=== Task goal ===
Count the lines below that include the word "reference" and write that number alone.

=== Dataset listings of figures ===
———
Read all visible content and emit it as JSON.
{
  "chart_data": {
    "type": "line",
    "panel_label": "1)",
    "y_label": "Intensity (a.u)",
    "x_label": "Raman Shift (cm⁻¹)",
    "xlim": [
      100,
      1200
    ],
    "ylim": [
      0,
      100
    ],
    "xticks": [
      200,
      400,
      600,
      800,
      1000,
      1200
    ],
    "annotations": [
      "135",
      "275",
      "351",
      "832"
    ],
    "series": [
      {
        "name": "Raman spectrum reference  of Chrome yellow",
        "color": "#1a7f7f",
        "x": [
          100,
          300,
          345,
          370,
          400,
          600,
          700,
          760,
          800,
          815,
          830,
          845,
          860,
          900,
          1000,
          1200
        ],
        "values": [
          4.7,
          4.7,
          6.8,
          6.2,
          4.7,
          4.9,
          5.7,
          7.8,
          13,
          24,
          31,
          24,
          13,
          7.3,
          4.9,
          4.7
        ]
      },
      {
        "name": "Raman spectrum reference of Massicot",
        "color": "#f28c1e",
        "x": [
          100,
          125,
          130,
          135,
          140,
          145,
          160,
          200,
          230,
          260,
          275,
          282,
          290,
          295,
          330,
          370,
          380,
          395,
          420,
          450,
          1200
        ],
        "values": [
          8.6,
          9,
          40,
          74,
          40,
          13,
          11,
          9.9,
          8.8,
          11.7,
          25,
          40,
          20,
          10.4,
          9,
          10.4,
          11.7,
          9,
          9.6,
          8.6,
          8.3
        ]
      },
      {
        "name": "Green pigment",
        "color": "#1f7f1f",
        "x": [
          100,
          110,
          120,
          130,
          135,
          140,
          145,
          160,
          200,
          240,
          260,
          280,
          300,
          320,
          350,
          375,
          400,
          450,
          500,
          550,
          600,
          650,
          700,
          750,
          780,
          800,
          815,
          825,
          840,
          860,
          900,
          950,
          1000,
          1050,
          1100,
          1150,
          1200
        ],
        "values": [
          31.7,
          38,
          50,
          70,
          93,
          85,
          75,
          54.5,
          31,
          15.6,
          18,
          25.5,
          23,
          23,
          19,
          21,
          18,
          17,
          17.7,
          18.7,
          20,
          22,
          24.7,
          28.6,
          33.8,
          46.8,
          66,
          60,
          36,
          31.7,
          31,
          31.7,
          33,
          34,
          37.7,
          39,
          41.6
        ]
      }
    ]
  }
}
———
=== Task output ===
2